» **Aim**: Every line below is to be quoted exactly, with nothing added or dropped.

— Start of Source records —

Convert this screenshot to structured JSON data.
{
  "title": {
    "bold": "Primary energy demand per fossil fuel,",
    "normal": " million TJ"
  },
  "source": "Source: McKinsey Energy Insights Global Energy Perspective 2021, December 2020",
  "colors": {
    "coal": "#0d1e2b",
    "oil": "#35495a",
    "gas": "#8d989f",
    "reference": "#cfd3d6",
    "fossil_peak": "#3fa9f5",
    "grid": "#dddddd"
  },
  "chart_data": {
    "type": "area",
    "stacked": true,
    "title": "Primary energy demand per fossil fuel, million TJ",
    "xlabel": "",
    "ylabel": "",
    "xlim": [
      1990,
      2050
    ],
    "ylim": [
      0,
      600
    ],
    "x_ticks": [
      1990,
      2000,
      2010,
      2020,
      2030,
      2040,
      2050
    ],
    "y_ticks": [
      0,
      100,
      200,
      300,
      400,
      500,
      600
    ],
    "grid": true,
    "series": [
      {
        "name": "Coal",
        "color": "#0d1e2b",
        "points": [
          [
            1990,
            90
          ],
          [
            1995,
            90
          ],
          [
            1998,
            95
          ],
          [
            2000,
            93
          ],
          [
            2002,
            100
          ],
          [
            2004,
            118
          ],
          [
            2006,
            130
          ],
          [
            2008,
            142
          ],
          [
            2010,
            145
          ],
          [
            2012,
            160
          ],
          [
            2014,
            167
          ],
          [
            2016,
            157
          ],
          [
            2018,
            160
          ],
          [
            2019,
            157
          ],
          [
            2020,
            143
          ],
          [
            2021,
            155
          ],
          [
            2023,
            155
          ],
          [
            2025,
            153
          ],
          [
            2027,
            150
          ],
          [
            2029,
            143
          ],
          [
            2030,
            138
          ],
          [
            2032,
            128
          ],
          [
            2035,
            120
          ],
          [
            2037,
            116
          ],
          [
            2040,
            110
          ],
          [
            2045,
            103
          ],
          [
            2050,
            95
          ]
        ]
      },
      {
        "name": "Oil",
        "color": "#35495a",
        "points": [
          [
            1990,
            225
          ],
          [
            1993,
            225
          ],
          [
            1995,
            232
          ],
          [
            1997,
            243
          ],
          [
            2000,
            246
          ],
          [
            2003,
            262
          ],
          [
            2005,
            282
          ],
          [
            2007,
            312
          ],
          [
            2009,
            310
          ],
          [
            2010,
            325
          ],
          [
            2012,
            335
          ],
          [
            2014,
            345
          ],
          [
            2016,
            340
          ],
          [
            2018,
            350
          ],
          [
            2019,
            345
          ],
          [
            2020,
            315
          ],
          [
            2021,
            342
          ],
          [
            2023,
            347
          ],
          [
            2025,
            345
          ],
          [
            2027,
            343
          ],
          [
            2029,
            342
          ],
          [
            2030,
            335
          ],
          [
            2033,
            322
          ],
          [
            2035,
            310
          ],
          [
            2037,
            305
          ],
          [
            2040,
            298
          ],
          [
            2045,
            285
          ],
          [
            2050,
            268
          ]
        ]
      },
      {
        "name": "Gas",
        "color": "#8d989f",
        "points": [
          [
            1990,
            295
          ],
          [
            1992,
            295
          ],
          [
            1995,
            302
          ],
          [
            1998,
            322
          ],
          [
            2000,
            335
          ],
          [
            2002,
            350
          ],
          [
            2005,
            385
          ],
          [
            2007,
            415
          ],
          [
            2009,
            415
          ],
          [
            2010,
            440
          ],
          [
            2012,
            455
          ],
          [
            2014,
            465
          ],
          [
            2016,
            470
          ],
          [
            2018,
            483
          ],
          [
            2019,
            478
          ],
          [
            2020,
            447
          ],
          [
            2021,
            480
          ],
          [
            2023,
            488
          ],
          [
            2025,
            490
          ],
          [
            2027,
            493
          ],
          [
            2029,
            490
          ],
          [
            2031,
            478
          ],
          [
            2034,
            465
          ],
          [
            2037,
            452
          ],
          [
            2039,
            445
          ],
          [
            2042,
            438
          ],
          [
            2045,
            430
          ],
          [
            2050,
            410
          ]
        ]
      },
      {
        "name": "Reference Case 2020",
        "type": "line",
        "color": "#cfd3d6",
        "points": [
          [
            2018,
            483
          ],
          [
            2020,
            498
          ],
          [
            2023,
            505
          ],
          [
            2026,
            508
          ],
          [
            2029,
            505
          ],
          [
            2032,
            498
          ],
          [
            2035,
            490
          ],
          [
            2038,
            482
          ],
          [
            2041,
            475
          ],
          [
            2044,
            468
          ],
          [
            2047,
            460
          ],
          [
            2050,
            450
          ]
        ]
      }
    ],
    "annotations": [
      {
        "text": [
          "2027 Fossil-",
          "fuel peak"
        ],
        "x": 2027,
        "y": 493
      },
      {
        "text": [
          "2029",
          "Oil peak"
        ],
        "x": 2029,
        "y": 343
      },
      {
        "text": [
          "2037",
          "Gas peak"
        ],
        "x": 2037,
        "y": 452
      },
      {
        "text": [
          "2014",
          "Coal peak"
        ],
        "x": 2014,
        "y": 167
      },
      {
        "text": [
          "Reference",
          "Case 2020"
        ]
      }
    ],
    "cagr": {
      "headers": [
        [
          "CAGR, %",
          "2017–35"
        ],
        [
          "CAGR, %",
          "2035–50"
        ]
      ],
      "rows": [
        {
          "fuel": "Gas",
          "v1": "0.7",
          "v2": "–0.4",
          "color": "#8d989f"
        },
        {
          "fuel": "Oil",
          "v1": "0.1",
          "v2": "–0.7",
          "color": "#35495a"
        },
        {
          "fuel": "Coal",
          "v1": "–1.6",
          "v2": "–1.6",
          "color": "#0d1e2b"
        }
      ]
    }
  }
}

— End of Source records —

» **Written answer**:
Convert this screenshot to structured JSON data.
{
  "title": {
    "bold": "Primary energy demand per fossil fuel,",
    "normal": " million TJ"
  },
  "source": "Source: McKinsey Energy Insights Global Energy Perspective 2021, December 2020",
  "colors": {
    "coal": "#0d1e2b",
    "oil": "#35495a",
    "gas": "#8d989f",
    "reference": "#cfd3d6",
    "fossil_peak": "#3fa9f5",
    "grid": "#dddddd"
  },
  "chart_data": {
    "type": "area",
    "stacked": true,
    "title": "Primary energy demand per fossil fuel, million TJ",
    "xlabel": "",
    "ylabel": "",
    "xlim": [
      1990,
      2050
    ],
    "ylim": [
      0,
      600
    ],
    "x_ticks": [
      1990,
      2000,
      2010,
      2020,
      2030,
      2040,
      2050
    ],
    "y_ticks": [
      0,
      100,
      200,
      300,
      400,
      500,
      600
    ],
    "grid": true,
    "series": [
      {
        "name": "Coal",
        "color": "#0d1e2b",
        "points": [
          [
            1990,
            90
          ],
          [
            1995,
            90
          ],
          [
            1998,
            95
          ],
          [
            2000,
            93
          ],
          [
            2002,
            100
          ],
          [
            2004,
            118
          ],
          [
            2006,
            130
          ],
          [
            2008,
            142
          ],
          [
            2010,
            145
          ],
          [
            2012,
            160
          ],
          [
            2014,
            167
          ],
          [
            2016,
            157
          ],
          [
            2018,
            160
          ],
          [
            2019,
            157
          ],
          [
            2020,
            143
          ],
          [
            2021,
            155
          ],
          [
            2023,
            155
          ],
          [
            2025,
            153
          ],
          [
            2027,
            150
          ],
          [
            2029,
            143
          ],
          [
            2030,
            138
          ],
          [
            2032,
            128
          ],
          [
            2035,
            120
          ],
          [
            2037,
            116
          ],
          [
            2040,
            110
          ],
          [
            2045,
            103
          ],
          [
            2050,
            95
          ]
        ]
      },
      {
        "name": "Oil",
        "color": "#35495a",
        "points": [
          [
            1990,
            225
          ],
          [
            1993,
            225
          ],
          [
            1995,
            232
          ],
          [
            1997,
            243
          ],
          [
            2000,
            246
          ],
          [
            2003,
            262
          ],
          [
            2005,
            282
          ],
          [
            2007,
            312
          ],
          [
            2009,
            310
          ],
          [
            2010,
            325
          ],
          [
            2012,
            335
          ],
          [
            2014,
            345
          ],
          [
            2016,
            340
          ],
          [
            2018,
            350
          ],
          [
            2019,
            345
          ],
          [
            2020,
            315
          ],
          [
            2021,
            342
          ],
          [
            2023,
            347
          ],
          [
            2025,
            345
          ],
          [
            2027,
            343
          ],
          [
            2029,
            342
          ],
          [
            2030,
            335
          ],
          [
            2033,
            322
          ],
          [
            2035,
            310
          ],
          [
            2037,
            305
          ],
          [
            2040,
            298
          ],
          [
            2045,
            285
          ],
          [
            2050,
            268
          ]
        ]
      },
      {
        "name": "Gas",
        "color": "#8d989f",
        "points": [
          [
            1990,
            295
          ],
          [
            1992,
            295
          ],
          [
            1995,
            302
          ],
          [
            1998,
            322
          ],
          [
            2000,
            335
          ],
          [
            2002,
            350
          ],
          [
            2005,
            385
          ],
          [
            2007,
            415
          ],
          [
            2009,
            415
          ],
          [
            2010,
            440
          ],
          [
            2012,
            455
          ],
          [
            2014,
            465
          ],
          [
            2016,
            470
          ],
          [
            2018,
            483
          ],
          [
            2019,
            478
          ],
          [
            2020,
            447
          ],
          [
            2021,
            480
          ],
          [
            2023,
            488
          ],
          [
            2025,
            490
          ],
          [
            2027,
            493
          ],
          [
            2029,
            490
          ],
          [
            2031,
            478
          ],
          [
            2034,
            465
          ],
          [
            2037,
            452
          ],
          [
            2039,
            445
          ],
          [
            2042,
            438
          ],
          [
            2045,
            430
          ],
          [
            2050,
            410
          ]
        ]
      },
      {
        "name": "Reference Case 2020",
        "type": "line",
        "color": "#cfd3d6",
        "points": [
          [
            2018,
            483
          ],
          [
            2020,
            498
          ],
          [
            2023,
            505
          ],
          [
            2026,
            508
          ],
          [
            2029,
            505
          ],
          [
            2032,
            498
          ],
          [
            2035,
            490
          ],
          [
            2038,
            482
          ],
          [
            2041,
            475
          ],
          [
            2044,
            468
          ],
          [
            2047,
            460
          ],
          [
            2050,
            450
          ]
        ]
      }
    ],
    "annotations": [
      {
        "text": [
          "2027 Fossil-",
          "fuel peak"
        ],
        "x": 2027,
        "y": 493
      },
      {
        "text": [
          "2029",
          "Oil peak"
        ],
        "x": 2029,
        "y": 343
      },
      {
        "text": [
          "2037",
          "Gas peak"
        ],
        "x": 2037,
        "y": 452
      },
      {
        "text": [
          "2014",
          "Coal peak"
        ],
        "x": 2014,
        "y": 167
      },
      {
        "text": [
          "Reference",
          "Case 2020"
        ]
      }
    ],
    "cagr": {
      "headers": [
        [
          "CAGR, %",
          "2017–35"
        ],
        [
          "CAGR, %",
          "2035–50"
        ]
      ],
      "rows": [
        {
          "fuel": "Gas",
          "v1": "0.7",
          "v2": "–0.4",
          "color": "#8d989f"
        },
        {
          "fuel": "Oil",
          "v1": "0.1",
          "v2": "–0.7",
          "color": "#35495a"
        },
        {
          "fuel": "Coal",
          "v1": "–1.6",
          "v2": "–1.6",
          "color": "#0d1e2b"
        }
      ]
    }
  }
}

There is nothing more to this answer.